**WHAT IS ASKED:**
For each line below that includes the word "this", make a copy.

**SUPPLIED MATERIAL:**
========

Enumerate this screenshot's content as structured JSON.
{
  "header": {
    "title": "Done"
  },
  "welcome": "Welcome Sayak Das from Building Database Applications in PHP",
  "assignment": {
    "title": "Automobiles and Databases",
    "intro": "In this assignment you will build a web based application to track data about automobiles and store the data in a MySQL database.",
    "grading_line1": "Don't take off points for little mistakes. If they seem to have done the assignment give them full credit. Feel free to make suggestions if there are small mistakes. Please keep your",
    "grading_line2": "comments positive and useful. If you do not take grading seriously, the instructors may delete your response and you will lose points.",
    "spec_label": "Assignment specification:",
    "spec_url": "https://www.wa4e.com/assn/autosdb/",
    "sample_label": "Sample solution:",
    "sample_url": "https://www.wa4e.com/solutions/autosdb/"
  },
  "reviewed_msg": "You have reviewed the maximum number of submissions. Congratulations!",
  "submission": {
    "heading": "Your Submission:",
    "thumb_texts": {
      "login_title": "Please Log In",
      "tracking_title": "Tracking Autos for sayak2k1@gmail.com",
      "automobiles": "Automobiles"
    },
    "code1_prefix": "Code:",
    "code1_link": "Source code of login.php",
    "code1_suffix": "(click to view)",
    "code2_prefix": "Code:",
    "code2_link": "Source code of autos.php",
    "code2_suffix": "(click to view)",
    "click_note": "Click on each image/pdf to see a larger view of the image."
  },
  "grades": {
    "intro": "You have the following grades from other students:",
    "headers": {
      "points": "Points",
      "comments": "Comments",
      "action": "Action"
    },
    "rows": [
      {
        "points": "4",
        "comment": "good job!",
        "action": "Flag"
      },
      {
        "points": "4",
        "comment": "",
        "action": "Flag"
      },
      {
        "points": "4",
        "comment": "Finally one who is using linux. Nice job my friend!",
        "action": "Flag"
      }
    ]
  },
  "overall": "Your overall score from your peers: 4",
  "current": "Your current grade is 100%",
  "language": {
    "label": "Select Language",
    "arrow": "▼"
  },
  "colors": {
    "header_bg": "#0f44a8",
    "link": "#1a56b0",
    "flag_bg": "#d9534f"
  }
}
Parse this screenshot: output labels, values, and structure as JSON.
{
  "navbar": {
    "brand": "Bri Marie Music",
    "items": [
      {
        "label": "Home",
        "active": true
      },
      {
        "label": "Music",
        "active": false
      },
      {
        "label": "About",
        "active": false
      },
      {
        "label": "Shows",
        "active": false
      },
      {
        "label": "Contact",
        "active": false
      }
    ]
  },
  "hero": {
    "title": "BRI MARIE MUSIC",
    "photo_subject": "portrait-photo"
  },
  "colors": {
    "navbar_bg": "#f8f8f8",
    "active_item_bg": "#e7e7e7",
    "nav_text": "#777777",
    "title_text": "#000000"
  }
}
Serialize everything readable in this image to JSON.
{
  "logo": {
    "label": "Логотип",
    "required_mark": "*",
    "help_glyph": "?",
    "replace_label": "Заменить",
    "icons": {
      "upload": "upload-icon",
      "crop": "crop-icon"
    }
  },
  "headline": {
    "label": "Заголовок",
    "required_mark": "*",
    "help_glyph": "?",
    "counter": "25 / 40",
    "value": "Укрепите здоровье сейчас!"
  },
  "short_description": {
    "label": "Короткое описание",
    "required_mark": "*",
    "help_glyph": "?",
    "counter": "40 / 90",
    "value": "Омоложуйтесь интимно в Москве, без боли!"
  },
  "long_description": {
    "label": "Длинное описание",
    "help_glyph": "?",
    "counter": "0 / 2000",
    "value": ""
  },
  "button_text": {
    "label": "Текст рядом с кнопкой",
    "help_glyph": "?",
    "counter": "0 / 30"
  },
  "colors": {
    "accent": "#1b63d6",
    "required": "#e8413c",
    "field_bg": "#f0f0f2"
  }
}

========

**CORRECT OUTPUT:**
Enumerate this screenshot's content as structured JSON.
    "intro": "In this assignment you will build a web based application to track data about automobiles and store the data in a MySQL database.",
Parse this screenshot: output labels, values, and structure as JSON.
Serialize everything readable in this image to JSON.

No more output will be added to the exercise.